Records that describe figures
•••••

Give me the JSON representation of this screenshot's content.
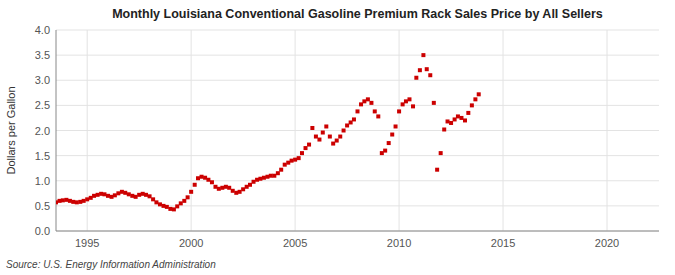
{
  "chart_data": {
    "type": "scatter",
    "title": "Monthly Louisiana Conventional Gasoline Premium Rack Sales Price by All Sellers",
    "y_label": "Dollars per Gallon",
    "source": "Source: U.S. Energy Information Administration",
    "color": "#CC0000",
    "marker": "square",
    "grid": true,
    "xlim": [
      1993.5,
      2022.5
    ],
    "ylim": [
      0.0,
      4.0
    ],
    "xticks": [
      1995,
      2000,
      2005,
      2010,
      2015,
      2020
    ],
    "yticks": [
      {
        "value": 0.0,
        "label": "0.0"
      },
      0.5,
      {
        "value": 1.0,
        "label": "1.0"
      },
      1.5,
      {
        "value": 2.0,
        "label": "2.0"
      },
      2.5,
      {
        "value": 3.0,
        "label": "3.0"
      },
      3.5,
      {
        "value": 4.0,
        "label": "4.0"
      }
    ],
    "x": [
      1993.5,
      1993.67,
      1993.83,
      1994.0,
      1994.17,
      1994.33,
      1994.5,
      1994.67,
      1994.83,
      1995.0,
      1995.17,
      1995.33,
      1995.5,
      1995.67,
      1995.83,
      1996.0,
      1996.17,
      1996.33,
      1996.5,
      1996.67,
      1996.83,
      1997.0,
      1997.17,
      1997.33,
      1997.5,
      1997.67,
      1997.83,
      1998.0,
      1998.17,
      1998.33,
      1998.5,
      1998.67,
      1998.83,
      1999.0,
      1999.17,
      1999.33,
      1999.5,
      1999.67,
      1999.83,
      2000.0,
      2000.17,
      2000.33,
      2000.5,
      2000.67,
      2000.83,
      2001.0,
      2001.17,
      2001.33,
      2001.5,
      2001.67,
      2001.83,
      2002.0,
      2002.17,
      2002.33,
      2002.5,
      2002.67,
      2002.83,
      2003.0,
      2003.17,
      2003.33,
      2003.5,
      2003.67,
      2003.83,
      2004.0,
      2004.17,
      2004.33,
      2004.5,
      2004.67,
      2004.83,
      2005.0,
      2005.17,
      2005.33,
      2005.5,
      2005.67,
      2005.83,
      2006.0,
      2006.17,
      2006.33,
      2006.5,
      2006.67,
      2006.83,
      2007.0,
      2007.17,
      2007.33,
      2007.5,
      2007.67,
      2007.83,
      2008.0,
      2008.17,
      2008.33,
      2008.5,
      2008.67,
      2008.83,
      2009.0,
      2009.17,
      2009.33,
      2009.5,
      2009.67,
      2009.83,
      2010.0,
      2010.17,
      2010.33,
      2010.5,
      2010.67,
      2010.83,
      2011.0,
      2011.17,
      2011.33,
      2011.5,
      2011.67,
      2011.83,
      2012.0,
      2012.17,
      2012.33,
      2012.5,
      2012.67,
      2012.83,
      2013.0,
      2013.17,
      2013.33,
      2013.5,
      2013.67,
      2013.83
    ],
    "values": [
      0.57,
      0.6,
      0.61,
      0.62,
      0.6,
      0.58,
      0.57,
      0.58,
      0.6,
      0.63,
      0.66,
      0.7,
      0.72,
      0.74,
      0.73,
      0.7,
      0.68,
      0.71,
      0.75,
      0.78,
      0.76,
      0.73,
      0.7,
      0.68,
      0.72,
      0.74,
      0.72,
      0.69,
      0.63,
      0.57,
      0.53,
      0.5,
      0.48,
      0.44,
      0.43,
      0.49,
      0.55,
      0.6,
      0.67,
      0.78,
      0.92,
      1.05,
      1.08,
      1.06,
      1.02,
      0.97,
      0.88,
      0.84,
      0.86,
      0.88,
      0.86,
      0.8,
      0.76,
      0.78,
      0.83,
      0.88,
      0.92,
      0.98,
      1.02,
      1.04,
      1.06,
      1.08,
      1.1,
      1.1,
      1.15,
      1.22,
      1.32,
      1.36,
      1.4,
      1.42,
      1.45,
      1.55,
      1.65,
      1.72,
      2.05,
      1.88,
      1.82,
      1.96,
      2.08,
      1.88,
      1.74,
      1.8,
      1.88,
      2.0,
      2.1,
      2.16,
      2.22,
      2.38,
      2.52,
      2.58,
      2.62,
      2.55,
      2.38,
      2.28,
      1.55,
      1.6,
      1.75,
      1.92,
      2.08,
      2.38,
      2.52,
      2.58,
      2.62,
      2.48,
      3.05,
      3.2,
      3.5,
      3.22,
      3.1,
      2.55,
      1.22,
      1.55,
      2.02,
      2.18,
      2.15,
      2.22,
      2.28,
      2.25,
      2.2,
      2.35,
      2.5,
      2.62,
      2.72
    ]
  }
}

•••••

WRITTEN INSTRUCTION ->
Your job is to transcribe the entries above exactly; skip the pictures.

TASK SOLUTION ->
Give me the JSON representation of this screenshot's content.
{
  "chart_data": {
    "type": "scatter",
    "title": "Monthly Louisiana Conventional Gasoline Premium Rack Sales Price by All Sellers",
    "y_label": "Dollars per Gallon",
    "source": "Source: U.S. Energy Information Administration",
    "color": "#CC0000",
    "marker": "square",
    "grid": true,
    "xlim": [
      1993.5,
      2022.5
    ],
    "ylim": [
      0.0,
      4.0
    ],
    "xticks": [
      1995,
      2000,
      2005,
      2010,
      2015,
      2020
    ],
    "yticks": [
      {
        "value": 0.0,
        "label": "0.0"
      },
      0.5,
      {
        "value": 1.0,
        "label": "1.0"
      },
      1.5,
      {
        "value": 2.0,
        "label": "2.0"
      },
      2.5,
      {
        "value": 3.0,
        "label": "3.0"
      },
      3.5,
      {
        "value": 4.0,
        "label": "4.0"
      }
    ],
    "x": [
      1993.5,
      1993.67,
      1993.83,
      1994.0,
      1994.17,
      1994.33,
      1994.5,
      1994.67,
      1994.83,
      1995.0,
      1995.17,
      1995.33,
      1995.5,
      1995.67,
      1995.83,
      1996.0,
      1996.17,
      1996.33,
      1996.5,
      1996.67,
      1996.83,
      1997.0,
      1997.17,
      1997.33,
      1997.5,
      1997.67,
      1997.83,
      1998.0,
      1998.17,
      1998.33,
      1998.5,
      1998.67,
      1998.83,
      1999.0,
      1999.17,
      1999.33,
      1999.5,
      1999.67,
      1999.83,
      2000.0,
      2000.17,
      2000.33,
      2000.5,
      2000.67,
      2000.83,
      2001.0,
      2001.17,
      2001.33,
      2001.5,
      2001.67,
      2001.83,
      2002.0,
      2002.17,
      2002.33,
      2002.5,
      2002.67,
      2002.83,
      2003.0,
      2003.17,
      2003.33,
      2003.5,
      2003.67,
      2003.83,
      2004.0,
      2004.17,
      2004.33,
      2004.5,
      2004.67,
      2004.83,
      2005.0,
      2005.17,
      2005.33,
      2005.5,
      2005.67,
      2005.83,
      2006.0,
      2006.17,
      2006.33,
      2006.5,
      2006.67,
      2006.83,
      2007.0,
      2007.17,
      2007.33,
      2007.5,
      2007.67,
      2007.83,
      2008.0,
      2008.17,
      2008.33,
      2008.5,
      2008.67,
      2008.83,
      2009.0,
      2009.17,
      2009.33,
      2009.5,
      2009.67,
      2009.83,
      2010.0,
      2010.17,
      2010.33,
      2010.5,
      2010.67,
      2010.83,
      2011.0,
      2011.17,
      2011.33,
      2011.5,
      2011.67,
      2011.83,
      2012.0,
      2012.17,
      2012.33,
      2012.5,
      2012.67,
      2012.83,
      2013.0,
      2013.17,
      2013.33,
      2013.5,
      2013.67,
      2013.83
    ],
    "values": [
      0.57,
      0.6,
      0.61,
      0.62,
      0.6,
      0.58,
      0.57,
      0.58,
      0.6,
      0.63,
      0.66,
      0.7,
      0.72,
      0.74,
      0.73,
      0.7,
      0.68,
      0.71,
      0.75,
      0.78,
      0.76,
      0.73,
      0.7,
      0.68,
      0.72,
      0.74,
      0.72,
      0.69,
      0.63,
      0.57,
      0.53,
      0.5,
      0.48,
      0.44,
      0.43,
      0.49,
      0.55,
      0.6,
      0.67,
      0.78,
      0.92,
      1.05,
      1.08,
      1.06,
      1.02,
      0.97,
      0.88,
      0.84,
      0.86,
      0.88,
      0.86,
      0.8,
      0.76,
      0.78,
      0.83,
      0.88,
      0.92,
      0.98,
      1.02,
      1.04,
      1.06,
      1.08,
      1.1,
      1.1,
      1.15,
      1.22,
      1.32,
      1.36,
      1.4,
      1.42,
      1.45,
      1.55,
      1.65,
      1.72,
      2.05,
      1.88,
      1.82,
      1.96,
      2.08,
      1.88,
      1.74,
      1.8,
      1.88,
      2.0,
      2.1,
      2.16,
      2.22,
      2.38,
      2.52,
      2.58,
      2.62,
      2.55,
      2.38,
      2.28,
      1.55,
      1.6,
      1.75,
      1.92,
      2.08,
      2.38,
      2.52,
      2.58,
      2.62,
      2.48,
      3.05,
      3.2,
      3.5,
      3.22,
      3.1,
      2.55,
      1.22,
      1.55,
      2.02,
      2.18,
      2.15,
      2.22,
      2.28,
      2.25,
      2.2,
      2.35,
      2.5,
      2.62,
      2.72
    ]
  }
}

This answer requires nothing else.